=== Record set ===
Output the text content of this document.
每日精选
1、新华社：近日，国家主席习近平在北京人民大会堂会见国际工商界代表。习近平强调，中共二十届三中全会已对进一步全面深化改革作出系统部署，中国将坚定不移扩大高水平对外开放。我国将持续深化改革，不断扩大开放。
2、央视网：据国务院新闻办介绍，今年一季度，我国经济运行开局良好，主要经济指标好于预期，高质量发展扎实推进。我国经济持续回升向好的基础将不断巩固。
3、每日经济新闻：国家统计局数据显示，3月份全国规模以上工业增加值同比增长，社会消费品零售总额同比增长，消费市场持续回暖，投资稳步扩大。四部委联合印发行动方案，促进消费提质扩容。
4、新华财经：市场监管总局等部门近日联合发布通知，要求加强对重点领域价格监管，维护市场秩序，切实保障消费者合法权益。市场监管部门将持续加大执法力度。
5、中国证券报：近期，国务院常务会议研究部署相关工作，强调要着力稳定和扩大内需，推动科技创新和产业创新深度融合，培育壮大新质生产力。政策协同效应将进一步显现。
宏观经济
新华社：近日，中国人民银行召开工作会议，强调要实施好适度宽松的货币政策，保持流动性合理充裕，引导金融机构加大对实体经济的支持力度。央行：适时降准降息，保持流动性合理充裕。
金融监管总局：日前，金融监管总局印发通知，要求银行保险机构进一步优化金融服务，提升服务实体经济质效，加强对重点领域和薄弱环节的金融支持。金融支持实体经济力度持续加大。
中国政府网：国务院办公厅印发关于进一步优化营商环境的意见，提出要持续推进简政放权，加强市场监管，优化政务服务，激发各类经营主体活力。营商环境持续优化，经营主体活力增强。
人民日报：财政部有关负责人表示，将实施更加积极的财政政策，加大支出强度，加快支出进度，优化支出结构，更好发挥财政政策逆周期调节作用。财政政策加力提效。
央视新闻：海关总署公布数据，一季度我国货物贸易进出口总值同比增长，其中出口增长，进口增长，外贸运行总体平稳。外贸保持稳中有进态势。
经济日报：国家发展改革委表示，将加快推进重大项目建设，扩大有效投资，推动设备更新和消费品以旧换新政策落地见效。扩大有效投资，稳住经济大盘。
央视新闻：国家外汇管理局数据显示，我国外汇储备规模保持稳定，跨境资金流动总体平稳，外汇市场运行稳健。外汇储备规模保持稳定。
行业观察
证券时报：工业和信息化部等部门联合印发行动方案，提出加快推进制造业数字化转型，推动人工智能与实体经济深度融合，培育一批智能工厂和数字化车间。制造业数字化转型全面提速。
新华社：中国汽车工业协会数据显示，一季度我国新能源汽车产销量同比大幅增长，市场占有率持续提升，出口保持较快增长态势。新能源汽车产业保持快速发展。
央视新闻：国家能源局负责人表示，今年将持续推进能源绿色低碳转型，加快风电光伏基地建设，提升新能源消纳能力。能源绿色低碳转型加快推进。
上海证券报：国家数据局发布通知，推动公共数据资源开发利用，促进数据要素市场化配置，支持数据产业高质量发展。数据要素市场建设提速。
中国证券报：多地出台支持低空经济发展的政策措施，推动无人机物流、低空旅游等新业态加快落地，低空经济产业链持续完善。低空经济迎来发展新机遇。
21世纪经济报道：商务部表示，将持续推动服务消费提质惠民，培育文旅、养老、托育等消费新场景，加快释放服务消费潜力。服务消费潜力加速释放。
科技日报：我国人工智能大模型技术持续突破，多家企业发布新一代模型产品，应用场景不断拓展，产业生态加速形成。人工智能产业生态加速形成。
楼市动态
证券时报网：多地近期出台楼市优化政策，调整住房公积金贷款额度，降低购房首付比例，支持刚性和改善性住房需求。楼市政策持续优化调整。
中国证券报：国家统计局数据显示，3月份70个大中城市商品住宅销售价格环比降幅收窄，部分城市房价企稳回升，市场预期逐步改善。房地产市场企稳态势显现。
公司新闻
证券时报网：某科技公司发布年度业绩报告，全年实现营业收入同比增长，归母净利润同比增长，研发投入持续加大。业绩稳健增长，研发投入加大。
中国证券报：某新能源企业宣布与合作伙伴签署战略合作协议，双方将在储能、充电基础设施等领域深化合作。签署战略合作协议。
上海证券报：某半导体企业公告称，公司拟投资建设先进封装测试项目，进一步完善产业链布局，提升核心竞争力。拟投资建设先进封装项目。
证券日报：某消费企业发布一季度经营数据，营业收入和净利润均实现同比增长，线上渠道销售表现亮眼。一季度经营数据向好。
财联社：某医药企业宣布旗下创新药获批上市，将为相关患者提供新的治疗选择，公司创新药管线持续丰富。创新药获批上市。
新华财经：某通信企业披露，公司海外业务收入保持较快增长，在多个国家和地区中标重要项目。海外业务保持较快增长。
===
* [Exercise details] Print all of the data exactly as it was given.

* [Worked solution]
Output the text content of this document.
每日精选
1、新华社：近日，国家主席习近平在北京人民大会堂会见国际工商界代表。习近平强调，中共二十届三中全会已对进一步全面深化改革作出系统部署，中国将坚定不移扩大高水平对外开放。我国将持续深化改革，不断扩大开放。
2、央视网：据国务院新闻办介绍，今年一季度，我国经济运行开局良好，主要经济指标好于预期，高质量发展扎实推进。我国经济持续回升向好的基础将不断巩固。
3、每日经济新闻：国家统计局数据显示，3月份全国规模以上工业增加值同比增长，社会消费品零售总额同比增长，消费市场持续回暖，投资稳步扩大。四部委联合印发行动方案，促进消费提质扩容。
4、新华财经：市场监管总局等部门近日联合发布通知，要求加强对重点领域价格监管，维护市场秩序，切实保障消费者合法权益。市场监管部门将持续加大执法力度。
5、中国证券报：近期，国务院常务会议研究部署相关工作，强调要着力稳定和扩大内需，推动科技创新和产业创新深度融合，培育壮大新质生产力。政策协同效应将进一步显现。
宏观经济
新华社：近日，中国人民银行召开工作会议，强调要实施好适度宽松的货币政策，保持流动性合理充裕，引导金融机构加大对实体经济的支持力度。央行：适时降准降息，保持流动性合理充裕。
金融监管总局：日前，金融监管总局印发通知，要求银行保险机构进一步优化金融服务，提升服务实体经济质效，加强对重点领域和薄弱环节的金融支持。金融支持实体经济力度持续加大。
中国政府网：国务院办公厅印发关于进一步优化营商环境的意见，提出要持续推进简政放权，加强市场监管，优化政务服务，激发各类经营主体活力。营商环境持续优化，经营主体活力增强。
人民日报：财政部有关负责人表示，将实施更加积极的财政政策，加大支出强度，加快支出进度，优化支出结构，更好发挥财政政策逆周期调节作用。财政政策加力提效。
央视新闻：海关总署公布数据，一季度我国货物贸易进出口总值同比增长，其中出口增长，进口增长，外贸运行总体平稳。外贸保持稳中有进态势。
经济日报：国家发展改革委表示，将加快推进重大项目建设，扩大有效投资，推动设备更新和消费品以旧换新政策落地见效。扩大有效投资，稳住经济大盘。
央视新闻：国家外汇管理局数据显示，我国外汇储备规模保持稳定，跨境资金流动总体平稳，外汇市场运行稳健。外汇储备规模保持稳定。
行业观察
证券时报：工业和信息化部等部门联合印发行动方案，提出加快推进制造业数字化转型，推动人工智能与实体经济深度融合，培育一批智能工厂和数字化车间。制造业数字化转型全面提速。
新华社：中国汽车工业协会数据显示，一季度我国新能源汽车产销量同比大幅增长，市场占有率持续提升，出口保持较快增长态势。新能源汽车产业保持快速发展。
央视新闻：国家能源局负责人表示，今年将持续推进能源绿色低碳转型，加快风电光伏基地建设，提升新能源消纳能力。能源绿色低碳转型加快推进。
上海证券报：国家数据局发布通知，推动公共数据资源开发利用，促进数据要素市场化配置，支持数据产业高质量发展。数据要素市场建设提速。
中国证券报：多地出台支持低空经济发展的政策措施，推动无人机物流、低空旅游等新业态加快落地，低空经济产业链持续完善。低空经济迎来发展新机遇。
21世纪经济报道：商务部表示，将持续推动服务消费提质惠民，培育文旅、养老、托育等消费新场景，加快释放服务消费潜力。服务消费潜力加速释放。
科技日报：我国人工智能大模型技术持续突破，多家企业发布新一代模型产品，应用场景不断拓展，产业生态加速形成。人工智能产业生态加速形成。
楼市动态
证券时报网：多地近期出台楼市优化政策，调整住房公积金贷款额度，降低购房首付比例，支持刚性和改善性住房需求。楼市政策持续优化调整。
中国证券报：国家统计局数据显示，3月份70个大中城市商品住宅销售价格环比降幅收窄，部分城市房价企稳回升，市场预期逐步改善。房地产市场企稳态势显现。
公司新闻
证券时报网：某科技公司发布年度业绩报告，全年实现营业收入同比增长，归母净利润同比增长，研发投入持续加大。业绩稳健增长，研发投入加大。
中国证券报：某新能源企业宣布与合作伙伴签署战略合作协议，双方将在储能、充电基础设施等领域深化合作。签署战略合作协议。
上海证券报：某半导体企业公告称，公司拟投资建设先进封装测试项目，进一步完善产业链布局，提升核心竞争力。拟投资建设先进封装项目。
证券日报：某消费企业发布一季度经营数据，营业收入和净利润均实现同比增长，线上渠道销售表现亮眼。一季度经营数据向好。
财联社：某医药企业宣布旗下创新药获批上市，将为相关患者提供新的治疗选择，公司创新药管线持续丰富。创新药获批上市。
新华财经：某通信企业披露，公司海外业务收入保持较快增长，在多个国家和地区中标重要项目。海外业务保持较快增长。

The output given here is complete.